-- BEGIN Material supplied --

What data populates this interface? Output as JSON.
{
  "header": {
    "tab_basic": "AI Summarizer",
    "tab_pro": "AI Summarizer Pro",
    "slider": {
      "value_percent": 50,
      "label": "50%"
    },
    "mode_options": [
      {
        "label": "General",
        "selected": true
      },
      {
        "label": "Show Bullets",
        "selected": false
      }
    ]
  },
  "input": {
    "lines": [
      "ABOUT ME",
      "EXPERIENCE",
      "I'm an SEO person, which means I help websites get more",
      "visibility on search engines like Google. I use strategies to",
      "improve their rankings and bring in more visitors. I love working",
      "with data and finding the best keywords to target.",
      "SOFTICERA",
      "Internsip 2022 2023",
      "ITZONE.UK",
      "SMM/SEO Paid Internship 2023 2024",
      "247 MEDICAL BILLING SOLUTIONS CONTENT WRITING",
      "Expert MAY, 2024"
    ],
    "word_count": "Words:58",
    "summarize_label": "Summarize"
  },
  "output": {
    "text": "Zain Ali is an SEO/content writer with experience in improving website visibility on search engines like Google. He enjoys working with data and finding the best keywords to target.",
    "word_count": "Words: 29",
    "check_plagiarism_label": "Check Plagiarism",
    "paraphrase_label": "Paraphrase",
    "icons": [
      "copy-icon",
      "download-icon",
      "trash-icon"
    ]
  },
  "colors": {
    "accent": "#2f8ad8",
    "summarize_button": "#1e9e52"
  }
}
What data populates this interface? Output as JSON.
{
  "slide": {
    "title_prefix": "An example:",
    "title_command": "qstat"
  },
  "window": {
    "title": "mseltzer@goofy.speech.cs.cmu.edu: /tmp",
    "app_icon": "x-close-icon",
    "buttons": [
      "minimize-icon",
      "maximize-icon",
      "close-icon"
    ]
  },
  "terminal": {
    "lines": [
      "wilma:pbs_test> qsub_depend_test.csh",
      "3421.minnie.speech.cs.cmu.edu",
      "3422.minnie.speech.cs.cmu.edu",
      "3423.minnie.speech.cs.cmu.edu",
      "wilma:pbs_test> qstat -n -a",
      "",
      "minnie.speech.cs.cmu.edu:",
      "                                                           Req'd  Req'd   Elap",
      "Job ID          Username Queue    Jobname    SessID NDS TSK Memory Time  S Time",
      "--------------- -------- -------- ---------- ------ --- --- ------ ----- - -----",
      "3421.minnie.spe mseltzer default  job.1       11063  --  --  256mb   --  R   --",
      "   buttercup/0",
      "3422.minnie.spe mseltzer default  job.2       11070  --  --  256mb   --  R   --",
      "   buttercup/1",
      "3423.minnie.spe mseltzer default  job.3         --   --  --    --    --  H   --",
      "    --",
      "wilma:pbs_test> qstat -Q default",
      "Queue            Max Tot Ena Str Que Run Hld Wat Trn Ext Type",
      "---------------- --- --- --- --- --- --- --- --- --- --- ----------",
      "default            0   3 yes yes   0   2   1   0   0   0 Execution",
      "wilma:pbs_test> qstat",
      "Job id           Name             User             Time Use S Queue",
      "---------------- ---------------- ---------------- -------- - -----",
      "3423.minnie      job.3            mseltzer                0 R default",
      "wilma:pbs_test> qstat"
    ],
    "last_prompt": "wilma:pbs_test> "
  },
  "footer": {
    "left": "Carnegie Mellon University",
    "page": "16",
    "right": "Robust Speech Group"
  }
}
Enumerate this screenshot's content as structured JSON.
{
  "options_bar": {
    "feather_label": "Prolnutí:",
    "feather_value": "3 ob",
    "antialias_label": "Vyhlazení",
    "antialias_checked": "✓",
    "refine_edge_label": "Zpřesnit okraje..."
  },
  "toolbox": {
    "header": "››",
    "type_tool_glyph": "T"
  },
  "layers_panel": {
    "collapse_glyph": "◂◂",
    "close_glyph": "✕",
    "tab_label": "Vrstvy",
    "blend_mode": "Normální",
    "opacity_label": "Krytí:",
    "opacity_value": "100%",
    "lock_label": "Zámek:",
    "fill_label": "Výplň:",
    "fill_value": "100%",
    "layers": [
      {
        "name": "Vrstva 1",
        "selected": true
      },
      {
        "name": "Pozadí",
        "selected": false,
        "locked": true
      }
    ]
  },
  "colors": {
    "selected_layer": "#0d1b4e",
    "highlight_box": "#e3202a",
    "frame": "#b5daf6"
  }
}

-- END Material supplied --

■ **What you should do**:
Find the line that contains "Enumerate this screenshot's" in the listing above. Retype it and every line after it up to the last, exactly, and nothing else.

■ **Solution to this exercise**:
Enumerate this screenshot's content as structured JSON.
{
  "options_bar": {
    "feather_label": "Prolnutí:",
    "feather_value": "3 ob",
    "antialias_label": "Vyhlazení",
    "antialias_checked": "✓",
    "refine_edge_label": "Zpřesnit okraje..."
  },
  "toolbox": {
    "header": "››",
    "type_tool_glyph": "T"
  },
  "layers_panel": {
    "collapse_glyph": "◂◂",
    "close_glyph": "✕",
    "tab_label": "Vrstvy",
    "blend_mode": "Normální",
    "opacity_label": "Krytí:",
    "opacity_value": "100%",
    "lock_label": "Zámek:",
    "fill_label": "Výplň:",
    "fill_value": "100%",
    "layers": [
      {
        "name": "Vrstva 1",
        "selected": true
      },
      {
        "name": "Pozadí",
        "selected": false,
        "locked": true
      }
    ]
  },
  "colors": {
    "selected_layer": "#0d1b4e",
    "highlight_box": "#e3202a",
    "frame": "#b5daf6"
  }
}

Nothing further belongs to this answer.